**GIVEN INSTRUCTION:** Copy out every record below, word for word.

**SUPPLIED DATA:**
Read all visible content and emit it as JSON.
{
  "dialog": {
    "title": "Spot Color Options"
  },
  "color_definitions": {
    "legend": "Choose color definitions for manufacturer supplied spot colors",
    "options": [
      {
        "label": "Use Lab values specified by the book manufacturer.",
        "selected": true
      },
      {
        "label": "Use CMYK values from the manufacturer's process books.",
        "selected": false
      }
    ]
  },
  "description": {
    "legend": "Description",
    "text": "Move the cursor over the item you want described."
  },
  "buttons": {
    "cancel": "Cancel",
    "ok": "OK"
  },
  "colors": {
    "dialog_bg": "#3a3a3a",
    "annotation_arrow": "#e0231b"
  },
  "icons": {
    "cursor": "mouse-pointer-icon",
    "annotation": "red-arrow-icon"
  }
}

**IN RESPONSE:**
Read all visible content and emit it as JSON.
{
  "dialog": {
    "title": "Spot Color Options"
  },
  "color_definitions": {
    "legend": "Choose color definitions for manufacturer supplied spot colors",
    "options": [
      {
        "label": "Use Lab values specified by the book manufacturer.",
        "selected": true
      },
      {
        "label": "Use CMYK values from the manufacturer's process books.",
        "selected": false
      }
    ]
  },
  "description": {
    "legend": "Description",
    "text": "Move the cursor over the item you want described."
  },
  "buttons": {
    "cancel": "Cancel",
    "ok": "OK"
  },
  "colors": {
    "dialog_bg": "#3a3a3a",
    "annotation_arrow": "#e0231b"
  },
  "icons": {
    "cursor": "mouse-pointer-icon",
    "annotation": "red-arrow-icon"
  }
}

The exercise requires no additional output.